INPUT MATERIAL:
--- BEGIN ---
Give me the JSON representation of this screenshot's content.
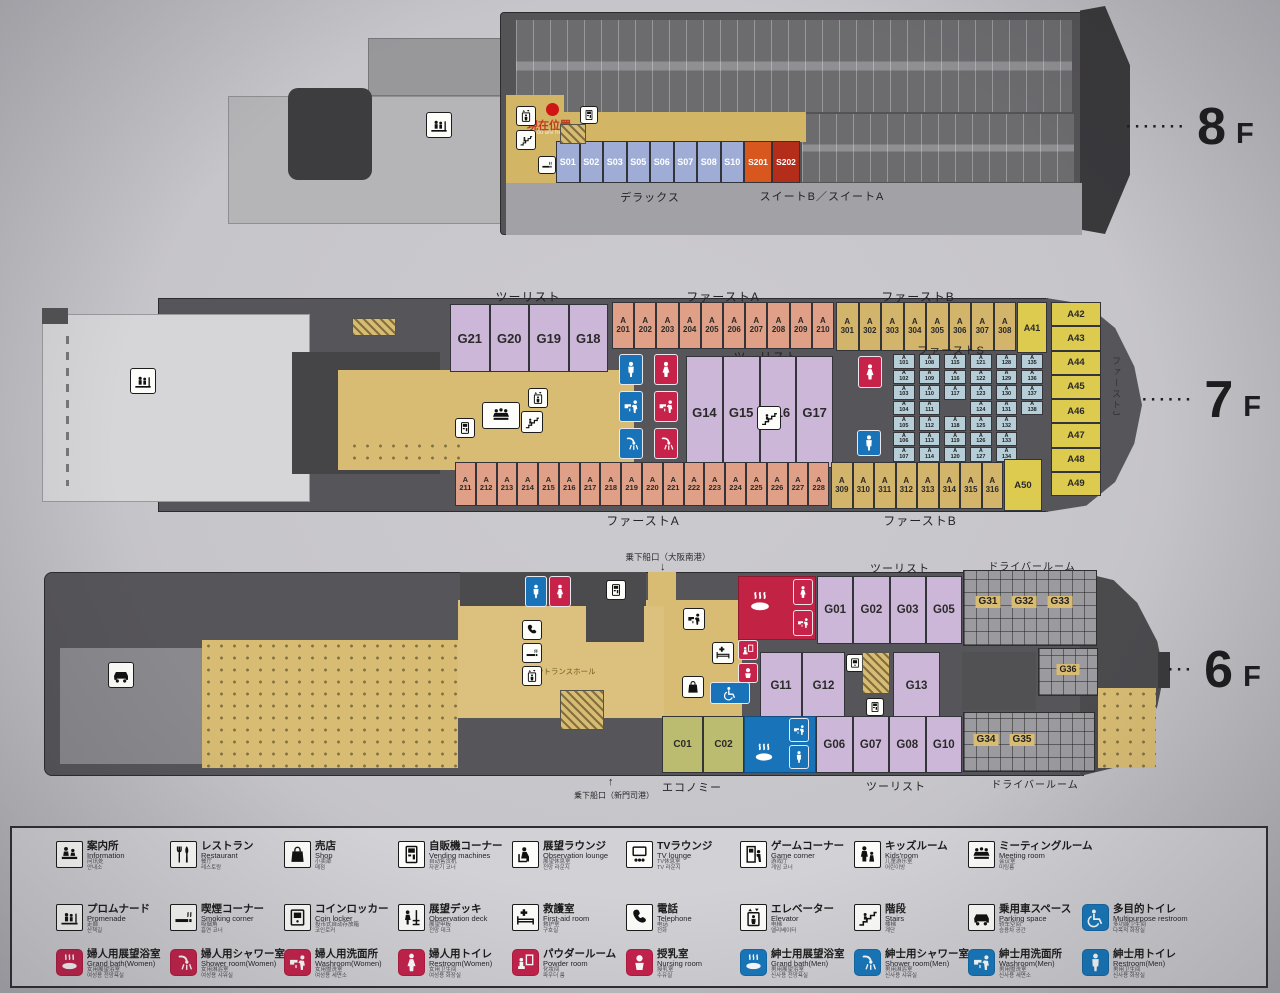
{
  "colors": {
    "cabin_s": "#9fadd6",
    "suite_b": "#d8571e",
    "suite_a": "#b42c1a",
    "tourist_purple": "#cdb7d8",
    "first_a_salmon": "#dfa087",
    "first_b_tan": "#d2b46a",
    "first_j_yellow": "#ddcb50",
    "first_s_cyan": "#b5ced8",
    "economy_olive": "#bcbc70",
    "corridor_tan": "#d8bc73",
    "hull_gray": "#565559",
    "icon_blue": "#1873b8",
    "icon_red": "#c7234a"
  },
  "decks": {
    "f8": {
      "floor": {
        "dots": "∙∙∙∙∙∙∙",
        "num": "8",
        "suffix": "F"
      },
      "you_are_here": {
        "jp": "現在位置",
        "en": "You are here"
      },
      "rooms_s": [
        "S01",
        "S02",
        "S03",
        "S05",
        "S06",
        "S07",
        "S08",
        "S10"
      ],
      "suites": [
        {
          "label": "S201",
          "cls": "rm-suite1"
        },
        {
          "label": "S202",
          "cls": "rm-suite2"
        }
      ],
      "zone_deluxe": "デラックス",
      "zone_suite": "スイートB／スイートA"
    },
    "f7": {
      "floor": {
        "dots": "∙∙∙∙∙∙",
        "num": "7",
        "suffix": "F"
      },
      "zones": {
        "tourist_top": "ツーリスト",
        "first_a_top": "ファーストA",
        "first_b_top": "ファーストB",
        "tourist_mid": "ツーリスト",
        "first_s": "ファーストS",
        "first_j": "ファーストJ",
        "first_a_bottom": "ファーストA",
        "first_b_bottom": "ファーストB"
      },
      "g_top": [
        "G21",
        "G20",
        "G19",
        "G18"
      ],
      "g_mid": [
        "G14",
        "G15",
        "G16",
        "G17"
      ],
      "a2_top": [
        "A201",
        "A202",
        "A203",
        "A204",
        "A205",
        "A206",
        "A207",
        "A208",
        "A209",
        "A210"
      ],
      "a3_top": [
        "A301",
        "A302",
        "A303",
        "A304",
        "A305",
        "A306",
        "A307",
        "A308"
      ],
      "a41": "A41",
      "a50": "A50",
      "right_col": [
        "A42",
        "A43",
        "A44",
        "A45",
        "A46",
        "A47",
        "A48",
        "A49"
      ],
      "grid": [
        "A101",
        "A102",
        "A103",
        "A104",
        "A105",
        "A106",
        "A107",
        "A108",
        "A109",
        "A110",
        "A111",
        "A112",
        "A113",
        "A114",
        "A115",
        "A116",
        "A117",
        "",
        "A118",
        "A119",
        "A120",
        "A121",
        "A122",
        "A123",
        "A124",
        "A125",
        "A126",
        "A127",
        "A128",
        "A129",
        "A130",
        "A131",
        "A132",
        "A133",
        "A134",
        "A135",
        "A136",
        "A137",
        "A138",
        "",
        "",
        ""
      ],
      "a2_bottom": [
        "A211",
        "A212",
        "A213",
        "A214",
        "A215",
        "A216",
        "A217",
        "A218",
        "A219",
        "A220",
        "A221",
        "A222",
        "A223",
        "A224",
        "A225",
        "A226",
        "A227",
        "A228"
      ],
      "a3_bottom": [
        "A309",
        "A310",
        "A311",
        "A312",
        "A313",
        "A314",
        "A315",
        "A316"
      ]
    },
    "f6": {
      "floor": {
        "dots": "∙∙∙",
        "num": "6",
        "suffix": "F"
      },
      "gates": {
        "top": "乗下船口（大阪南港）",
        "top_arrow": "↓",
        "bottom": "乗下船口（新門司港）",
        "bottom_arrow": "↑"
      },
      "zones": {
        "tourist_top": "ツーリスト",
        "driver_top": "ドライバールーム",
        "economy": "エコノミー",
        "tourist_bottom": "ツーリスト",
        "driver_bottom": "ドライバールーム",
        "entrance": "エントランスホール"
      },
      "g_row1": [
        "G01",
        "G02",
        "G03",
        "G05"
      ],
      "g11": "G11",
      "g12": "G12",
      "g13": "G13",
      "g31": "G31",
      "g32": "G32",
      "g33": "G33",
      "g34": "G34",
      "g35": "G35",
      "g36": "G36",
      "c_rooms": [
        "C01",
        "C02"
      ],
      "g_row3": [
        "G06",
        "G07",
        "G08",
        "G10"
      ]
    }
  },
  "legend": {
    "rows": [
      [
        {
          "icon": "sym-info",
          "tone": "outline",
          "jp": "案内所",
          "en": "Information",
          "cn": "问讯处",
          "kr": "안내소"
        },
        {
          "icon": "sym-restaurant",
          "tone": "outline",
          "jp": "レストラン",
          "en": "Restaurant",
          "cn": "餐厅",
          "kr": "레스토랑"
        },
        {
          "icon": "sym-bag",
          "tone": "outline",
          "jp": "売店",
          "en": "Shop",
          "cn": "小卖部",
          "kr": "매점"
        },
        {
          "icon": "sym-vending",
          "tone": "outline",
          "jp": "自販機コーナー",
          "en": "Vending machines",
          "cn": "自动售货机",
          "kr": "자판기 코너"
        },
        {
          "icon": "sym-lounge",
          "tone": "outline",
          "jp": "展望ラウンジ",
          "en": "Observation lounge",
          "cn": "展望休息室",
          "kr": "전망 라운지"
        },
        {
          "icon": "sym-tv",
          "tone": "outline",
          "jp": "TVラウンジ",
          "en": "TV lounge",
          "cn": "TV休息室",
          "kr": "TV 라운지"
        },
        {
          "icon": "sym-game",
          "tone": "outline",
          "jp": "ゲームコーナー",
          "en": "Game corner",
          "cn": "游戏厅",
          "kr": "게임 코너"
        },
        {
          "icon": "sym-kids",
          "tone": "outline",
          "jp": "キッズルーム",
          "en": "Kids'room",
          "cn": "儿童游乐室",
          "kr": "어린이방"
        },
        {
          "icon": "sym-meeting",
          "tone": "outline",
          "jp": "ミーティングルーム",
          "en": "Meeting room",
          "cn": "会议室",
          "kr": "미팅룸"
        }
      ],
      [
        {
          "icon": "sym-promenade",
          "tone": "outline",
          "jp": "プロムナード",
          "en": "Promenade",
          "cn": "走廊",
          "kr": "산책길"
        },
        {
          "icon": "sym-smoking",
          "tone": "outline",
          "jp": "喫煙コーナー",
          "en": "Smoking corner",
          "cn": "吸烟角",
          "kr": "흡연 코너"
        },
        {
          "icon": "sym-locker",
          "tone": "outline",
          "jp": "コインロッカー",
          "en": "Coin locker",
          "cn": "投币式自动存放箱",
          "kr": "코인로커"
        },
        {
          "icon": "sym-deckrail",
          "tone": "outline",
          "jp": "展望デッキ",
          "en": "Observation deck",
          "cn": "展望甲板",
          "kr": "전망 데크"
        },
        {
          "icon": "sym-bed",
          "tone": "outline",
          "jp": "救護室",
          "en": "First-aid room",
          "cn": "救护室",
          "kr": "구호실"
        },
        {
          "icon": "sym-phone",
          "tone": "outline",
          "jp": "電話",
          "en": "Telephone",
          "cn": "电话",
          "kr": "전화"
        },
        {
          "icon": "sym-elevator",
          "tone": "outline",
          "jp": "エレベーター",
          "en": "Elevator",
          "cn": "电梯",
          "kr": "엘리베이터"
        },
        {
          "icon": "sym-stairs",
          "tone": "outline",
          "jp": "階段",
          "en": "Stairs",
          "cn": "楼梯",
          "kr": "계단"
        },
        {
          "icon": "sym-car",
          "tone": "outline",
          "jp": "乗用車スペース",
          "en": "Parking space",
          "cn": "轿车空间",
          "kr": "승용차 공간"
        },
        {
          "icon": "sym-wheelchair",
          "tone": "blue",
          "jp": "多目的トイレ",
          "en": "Multipurpose restroom",
          "cn": "多功能卫生间",
          "kr": "다목적 화장실"
        }
      ],
      [
        {
          "icon": "sym-bath",
          "tone": "red",
          "jp": "婦人用展望浴室",
          "en": "Grand bath(Women)",
          "cn": "女用展望浴室",
          "kr": "여성용 전망욕실"
        },
        {
          "icon": "sym-shower",
          "tone": "red",
          "jp": "婦人用シャワー室",
          "en": "Shower room(Women)",
          "cn": "女用淋浴室",
          "kr": "여성용 샤워실"
        },
        {
          "icon": "sym-washroom",
          "tone": "red",
          "jp": "婦人用洗面所",
          "en": "Washroom(Women)",
          "cn": "女用盥洗室",
          "kr": "여성용 세면소"
        },
        {
          "icon": "sym-woman",
          "tone": "red",
          "jp": "婦人用トイレ",
          "en": "Restroom(Women)",
          "cn": "女用卫生间",
          "kr": "여성용 화장실"
        },
        {
          "icon": "sym-powder",
          "tone": "red",
          "jp": "パウダールーム",
          "en": "Powder room",
          "cn": "化妆间",
          "kr": "파우더 룸"
        },
        {
          "icon": "sym-baby",
          "tone": "red",
          "jp": "授乳室",
          "en": "Nursing room",
          "cn": "授乳室",
          "kr": "수유실"
        },
        {
          "icon": "sym-bath",
          "tone": "blue",
          "jp": "紳士用展望浴室",
          "en": "Grand bath(Men)",
          "cn": "男用展望浴室",
          "kr": "신사용 전망욕실"
        },
        {
          "icon": "sym-shower",
          "tone": "blue",
          "jp": "紳士用シャワー室",
          "en": "Shower room(Men)",
          "cn": "男用淋浴室",
          "kr": "신사용 샤워실"
        },
        {
          "icon": "sym-washroom",
          "tone": "blue",
          "jp": "紳士用洗面所",
          "en": "Washroom(Men)",
          "cn": "男用盥洗室",
          "kr": "신사용 세면소"
        },
        {
          "icon": "sym-man",
          "tone": "blue",
          "jp": "紳士用トイレ",
          "en": "Restroom(Men)",
          "cn": "男用卫生间",
          "kr": "신사용 화장실"
        }
      ]
    ]
  }
}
--- END ---
SHORT TASK: Tally how many lines of the material contain the word "Grand". The answer must be the number and nothing else.

SOLUTION TO THIS PROBLEM: 2